* Task description
Select every line below containing the word "wbem".

========================================

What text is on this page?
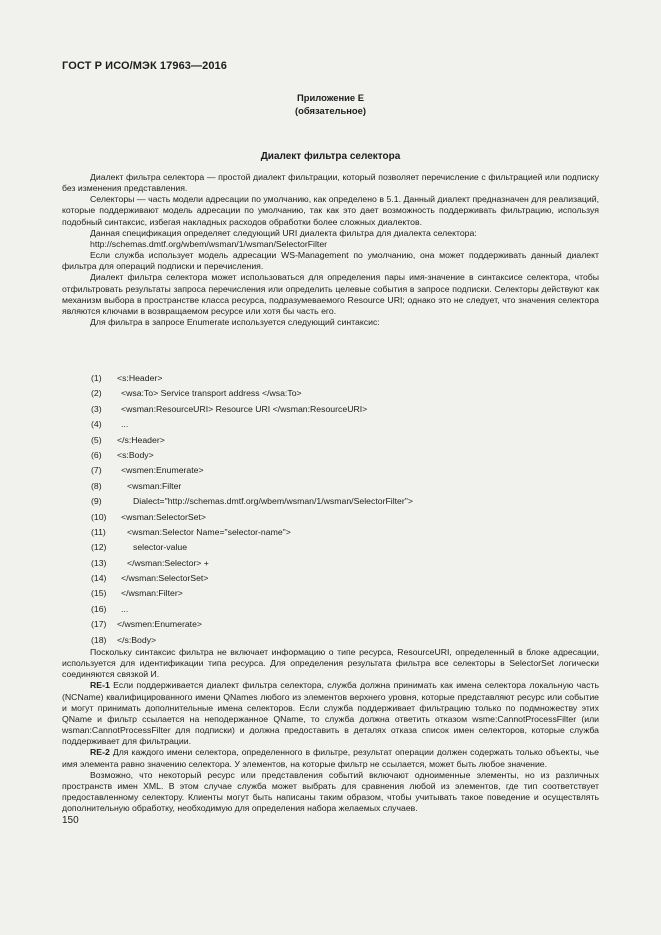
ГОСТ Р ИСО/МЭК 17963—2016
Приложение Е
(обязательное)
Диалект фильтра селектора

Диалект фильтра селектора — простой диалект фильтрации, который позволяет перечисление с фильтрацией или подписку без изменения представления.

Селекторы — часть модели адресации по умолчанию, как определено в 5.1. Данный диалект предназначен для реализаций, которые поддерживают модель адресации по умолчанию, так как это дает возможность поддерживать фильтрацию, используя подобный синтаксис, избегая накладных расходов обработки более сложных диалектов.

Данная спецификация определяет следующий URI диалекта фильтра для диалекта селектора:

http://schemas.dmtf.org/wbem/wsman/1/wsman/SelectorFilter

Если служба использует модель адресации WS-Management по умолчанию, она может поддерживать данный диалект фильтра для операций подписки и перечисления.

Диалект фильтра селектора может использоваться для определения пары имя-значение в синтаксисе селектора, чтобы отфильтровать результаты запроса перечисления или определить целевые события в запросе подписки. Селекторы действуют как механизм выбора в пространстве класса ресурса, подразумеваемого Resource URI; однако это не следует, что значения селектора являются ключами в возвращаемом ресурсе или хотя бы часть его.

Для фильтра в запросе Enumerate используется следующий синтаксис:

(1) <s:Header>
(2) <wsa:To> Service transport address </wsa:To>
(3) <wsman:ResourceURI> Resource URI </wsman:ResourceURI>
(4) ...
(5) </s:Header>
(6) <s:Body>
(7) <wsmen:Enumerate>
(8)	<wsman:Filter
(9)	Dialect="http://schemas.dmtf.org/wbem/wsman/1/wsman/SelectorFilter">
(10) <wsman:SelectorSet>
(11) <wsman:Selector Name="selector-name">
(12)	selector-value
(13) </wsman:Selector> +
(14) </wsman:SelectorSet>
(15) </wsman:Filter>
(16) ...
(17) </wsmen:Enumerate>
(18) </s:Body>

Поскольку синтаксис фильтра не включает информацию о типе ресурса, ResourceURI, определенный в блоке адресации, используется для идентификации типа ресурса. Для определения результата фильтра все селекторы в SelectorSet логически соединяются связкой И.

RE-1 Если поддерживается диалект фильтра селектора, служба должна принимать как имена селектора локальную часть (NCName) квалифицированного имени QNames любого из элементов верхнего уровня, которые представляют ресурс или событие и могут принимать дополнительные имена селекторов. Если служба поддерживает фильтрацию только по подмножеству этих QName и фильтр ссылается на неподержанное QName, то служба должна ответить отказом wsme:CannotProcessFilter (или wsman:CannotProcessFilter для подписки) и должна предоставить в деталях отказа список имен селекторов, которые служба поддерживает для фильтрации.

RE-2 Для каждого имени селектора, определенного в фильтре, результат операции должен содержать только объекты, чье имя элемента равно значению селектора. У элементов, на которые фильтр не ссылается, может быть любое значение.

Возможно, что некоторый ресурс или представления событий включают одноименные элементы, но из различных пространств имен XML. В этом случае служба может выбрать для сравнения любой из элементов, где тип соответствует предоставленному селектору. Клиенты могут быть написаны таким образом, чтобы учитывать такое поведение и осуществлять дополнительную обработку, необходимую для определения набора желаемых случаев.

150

========================================

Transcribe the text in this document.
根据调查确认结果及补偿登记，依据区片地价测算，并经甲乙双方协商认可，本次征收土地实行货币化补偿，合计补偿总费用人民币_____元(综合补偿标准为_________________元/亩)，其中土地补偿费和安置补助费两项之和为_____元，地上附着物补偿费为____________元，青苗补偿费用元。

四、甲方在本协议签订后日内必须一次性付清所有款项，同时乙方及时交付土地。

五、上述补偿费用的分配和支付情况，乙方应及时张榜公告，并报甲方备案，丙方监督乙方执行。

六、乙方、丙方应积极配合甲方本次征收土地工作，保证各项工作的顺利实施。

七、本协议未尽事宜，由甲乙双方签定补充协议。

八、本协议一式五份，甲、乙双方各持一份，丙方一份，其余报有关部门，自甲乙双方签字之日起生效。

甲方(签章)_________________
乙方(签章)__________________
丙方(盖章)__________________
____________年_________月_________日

========================================

* The completed task
http://schemas.dmtf.org/wbem/wsman/1/wsman/SelectorFilter
(9)	Dialect="http://schemas.dmtf.org/wbem/wsman/1/wsman/SelectorFilter">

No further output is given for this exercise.